## THE INPUT
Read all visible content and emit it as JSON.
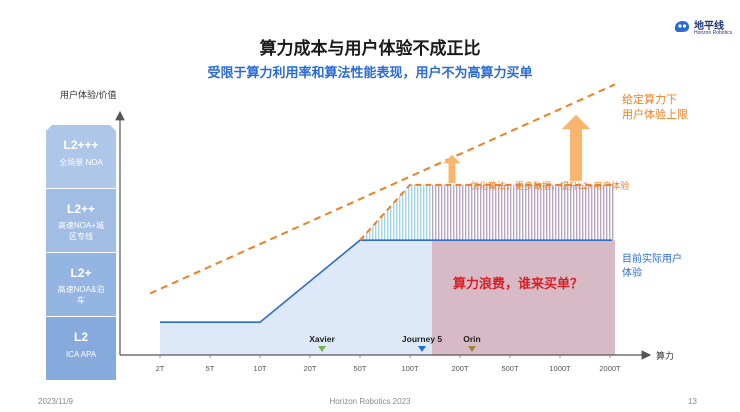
{
  "title": "算力成本与用户体验不成正比",
  "subtitle": "受限于算力利用率和算法性能表现，用户不为高算力买单",
  "logo": {
    "name_cn": "地平线",
    "name_en": "Horizon Robotics",
    "icon": "horizon-logo-icon",
    "color": "#233a7a"
  },
  "footer": {
    "date": "2023/11/9",
    "company": "Horizon Robotics 2023",
    "page": "13"
  },
  "chart_data": {
    "type": "line",
    "ylabel": "用户体验/价值",
    "xlabel": "算力",
    "categories": [
      "2T",
      "5T",
      "10T",
      "20T",
      "50T",
      "100T",
      "200T",
      "500T",
      "1000T",
      "2000T"
    ],
    "levels": [
      {
        "name": "L2+++",
        "desc": "全场景 NOA"
      },
      {
        "name": "L2++",
        "desc": "高速NOA+城区专线"
      },
      {
        "name": "L2+",
        "desc": "高速NOA&泊车"
      },
      {
        "name": "L2",
        "desc": "ICA APA"
      }
    ],
    "series": [
      {
        "name": "目前实际用户体验",
        "color": "#2b6bd6",
        "points": [
          [
            "2T",
            0.16
          ],
          [
            "10T",
            0.16
          ],
          [
            "50T",
            0.56
          ],
          [
            "2000T",
            0.56
          ]
        ]
      },
      {
        "name": "给定算力下用户体验上限",
        "color": "#f07f23",
        "points": [
          [
            "2T",
            0.3
          ],
          [
            "2000T",
            1.32
          ]
        ]
      },
      {
        "name": "",
        "color": "#f07f23",
        "points": [
          [
            "50T",
            0.56
          ],
          [
            "100T",
            0.83
          ],
          [
            "2000T",
            0.83
          ]
        ]
      }
    ],
    "chips": [
      {
        "name": "Xavier",
        "at": "20T"
      },
      {
        "name": "Journey 5",
        "at": "100T"
      },
      {
        "name": "Orin",
        "at": "200T"
      }
    ],
    "annotations": {
      "waste": "算力浪费，谁来买单？",
      "improve": "优化算法，更多数据，提升L2+用户体验"
    },
    "colors": {
      "blue": "#2b6bd6",
      "orange": "#f07f23",
      "waste": "#c9a3b3",
      "shade": "#dde8f8",
      "level": "#7da3da"
    }
  }
}
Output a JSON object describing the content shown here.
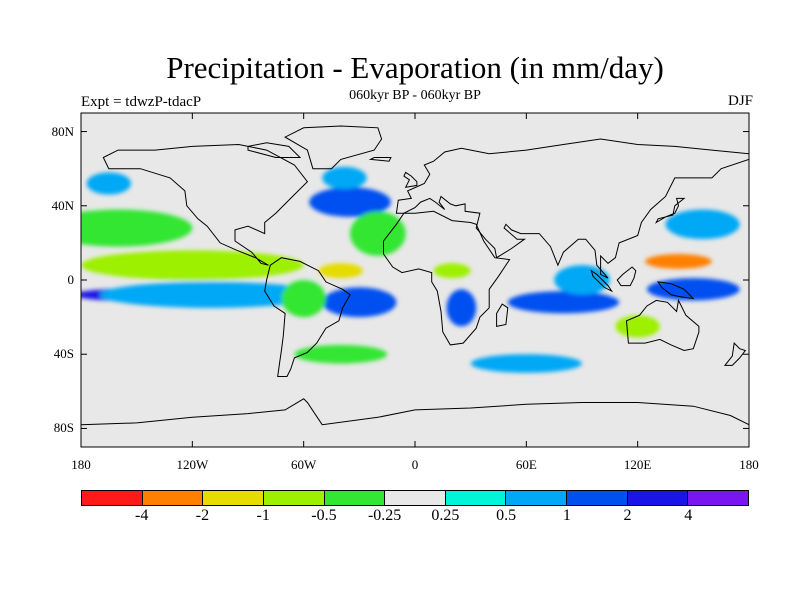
{
  "title": "Precipitation - Evaporation (in mm/day)",
  "subtitle": "060kyr BP - 060kyr BP",
  "experiment": "Expt = tdwzP-tdacP",
  "season": "DJF",
  "map": {
    "lon_range": [
      -180,
      180
    ],
    "lat_range": [
      -90,
      90
    ],
    "land_color": "#e8e8e8",
    "coast_color": "#000000",
    "lat_ticks": [
      {
        "value": 80,
        "label": "80N"
      },
      {
        "value": 40,
        "label": "40N"
      },
      {
        "value": 0,
        "label": "0"
      },
      {
        "value": -40,
        "label": "40S"
      },
      {
        "value": -80,
        "label": "80S"
      }
    ],
    "lon_ticks": [
      {
        "value": -180,
        "label": "180"
      },
      {
        "value": -120,
        "label": "120W"
      },
      {
        "value": -60,
        "label": "60W"
      },
      {
        "value": 0,
        "label": "0"
      },
      {
        "value": 60,
        "label": "60E"
      },
      {
        "value": 120,
        "label": "120E"
      },
      {
        "value": 180,
        "label": "180"
      }
    ]
  },
  "colorbar": {
    "colors": [
      "#ff1a1a",
      "#ff8000",
      "#e6dc00",
      "#9cf000",
      "#33e633",
      "#e8e8e8",
      "#00f5d8",
      "#00a8f5",
      "#0050f0",
      "#1a14e6",
      "#7a14f0"
    ],
    "labels": [
      "-4",
      "-2",
      "-1",
      "-0.5",
      "-0.25",
      "0.25",
      "0.5",
      "1",
      "2",
      "4"
    ]
  },
  "chart_data": {
    "type": "heatmap",
    "title": "Precipitation - Evaporation (in mm/day)",
    "subtitle": "060kyr BP - 060kyr BP",
    "levels": [
      -4,
      -2,
      -1,
      -0.5,
      -0.25,
      0.25,
      0.5,
      1,
      2,
      4
    ],
    "regions": [
      {
        "lon": -130,
        "lat": -8,
        "dlon": 55,
        "dlat": 4,
        "value": 2.5
      },
      {
        "lon": -110,
        "lat": -8,
        "dlon": 60,
        "dlat": 7,
        "value": 0.7
      },
      {
        "lon": -125,
        "lat": 5,
        "dlon": 45,
        "dlat": 3,
        "value": -3
      },
      {
        "lon": -120,
        "lat": 8,
        "dlon": 60,
        "dlat": 8,
        "value": -0.6
      },
      {
        "lon": -160,
        "lat": 28,
        "dlon": 40,
        "dlat": 10,
        "value": -0.4
      },
      {
        "lon": -165,
        "lat": 52,
        "dlon": 12,
        "dlat": 6,
        "value": 0.6
      },
      {
        "lon": -35,
        "lat": 42,
        "dlon": 22,
        "dlat": 8,
        "value": 1.6
      },
      {
        "lon": -38,
        "lat": 55,
        "dlon": 12,
        "dlat": 6,
        "value": 0.6
      },
      {
        "lon": -40,
        "lat": 5,
        "dlon": 12,
        "dlat": 4,
        "value": -1.8
      },
      {
        "lon": -30,
        "lat": -12,
        "dlon": 20,
        "dlat": 8,
        "value": 1.3
      },
      {
        "lon": -20,
        "lat": 25,
        "dlon": 15,
        "dlat": 12,
        "value": -0.4
      },
      {
        "lon": -60,
        "lat": -10,
        "dlon": 12,
        "dlat": 10,
        "value": -0.4
      },
      {
        "lon": 25,
        "lat": -15,
        "dlon": 8,
        "dlat": 10,
        "value": 1.5
      },
      {
        "lon": 20,
        "lat": 5,
        "dlon": 10,
        "dlat": 4,
        "value": -1
      },
      {
        "lon": 80,
        "lat": -12,
        "dlon": 30,
        "dlat": 6,
        "value": 1.5
      },
      {
        "lon": 90,
        "lat": 0,
        "dlon": 15,
        "dlat": 8,
        "value": 0.6
      },
      {
        "lon": 142,
        "lat": 10,
        "dlon": 18,
        "dlat": 4,
        "value": -3
      },
      {
        "lon": 150,
        "lat": -5,
        "dlon": 25,
        "dlat": 6,
        "value": 1.6
      },
      {
        "lon": 155,
        "lat": 30,
        "dlon": 20,
        "dlat": 8,
        "value": 0.6
      },
      {
        "lon": 60,
        "lat": -45,
        "dlon": 30,
        "dlat": 5,
        "value": 0.6
      },
      {
        "lon": -40,
        "lat": -40,
        "dlon": 25,
        "dlat": 5,
        "value": -0.4
      },
      {
        "lon": 120,
        "lat": -25,
        "dlon": 12,
        "dlat": 6,
        "value": -1
      }
    ]
  }
}
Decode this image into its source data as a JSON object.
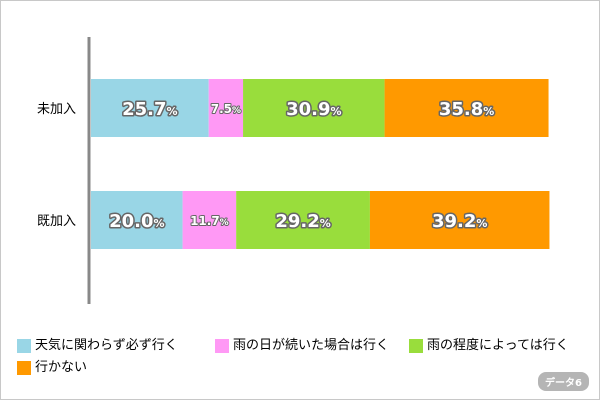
{
  "chart_data": {
    "type": "bar",
    "orientation": "horizontal",
    "stacked": true,
    "categories": [
      "未加入",
      "既加入"
    ],
    "series": [
      {
        "name": "天気に関わらず必ず行く",
        "color": "#99d6e6",
        "values": [
          25.7,
          20.0
        ]
      },
      {
        "name": "雨の日が続いた場合は行く",
        "color": "#ff99f5",
        "values": [
          7.5,
          11.7
        ]
      },
      {
        "name": "雨の程度によっては行く",
        "color": "#99dd3c",
        "values": [
          30.9,
          29.2
        ]
      },
      {
        "name": "行かない",
        "color": "#ff9900",
        "values": [
          35.8,
          39.2
        ]
      }
    ],
    "value_labels": [
      [
        "25.7",
        "7.5",
        "30.9",
        "35.8"
      ],
      [
        "20.0",
        "11.7",
        "29.2",
        "39.2"
      ]
    ],
    "unit": "%",
    "xlim": [
      0,
      100
    ],
    "legend_position": "bottom",
    "grid": false
  },
  "badge": "データ6"
}
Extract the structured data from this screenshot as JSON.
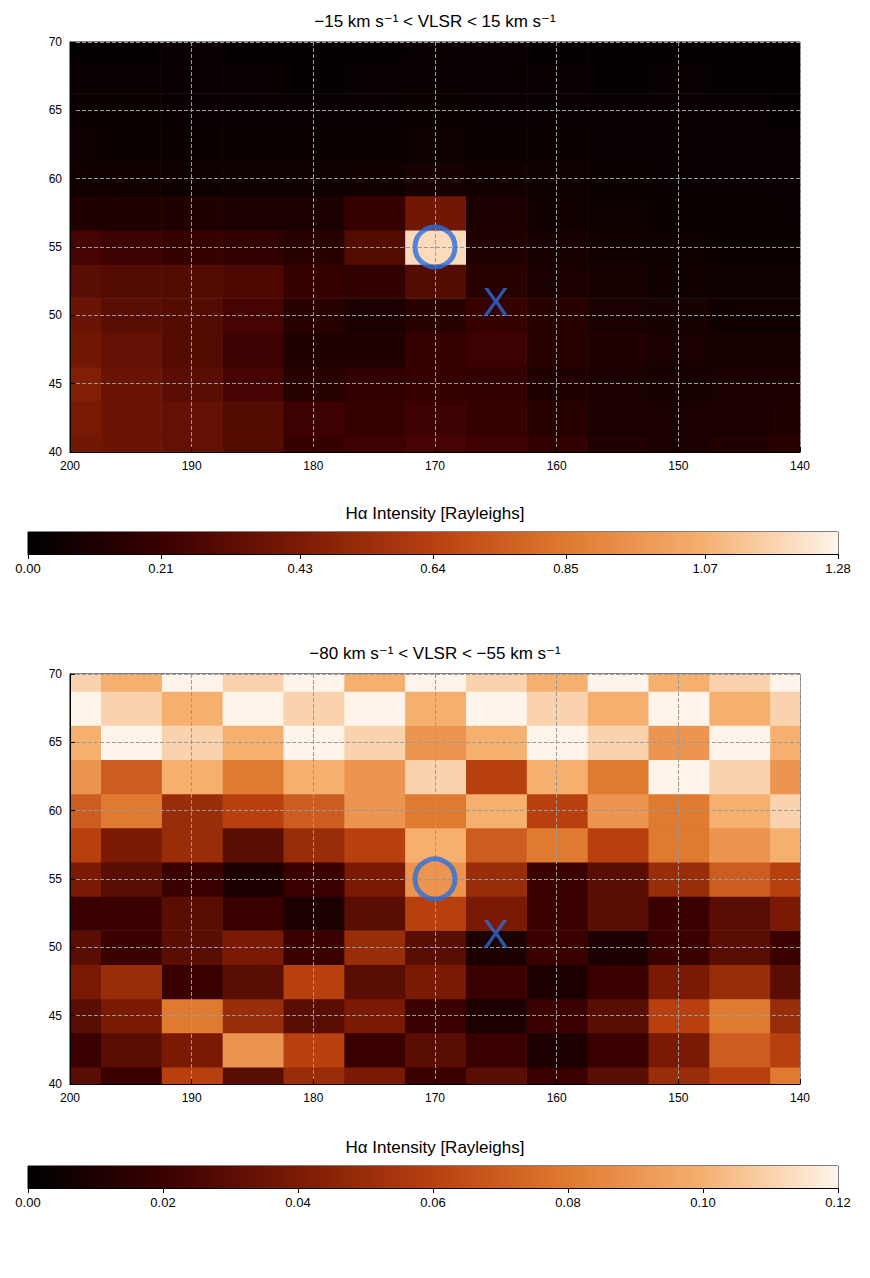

## TASK OBJECTIVE
Each line that has the word "Evaporation" counts once. How many such lines are in the data? Give the number alone.

## ANSWER FOR THIS EXERCISE
2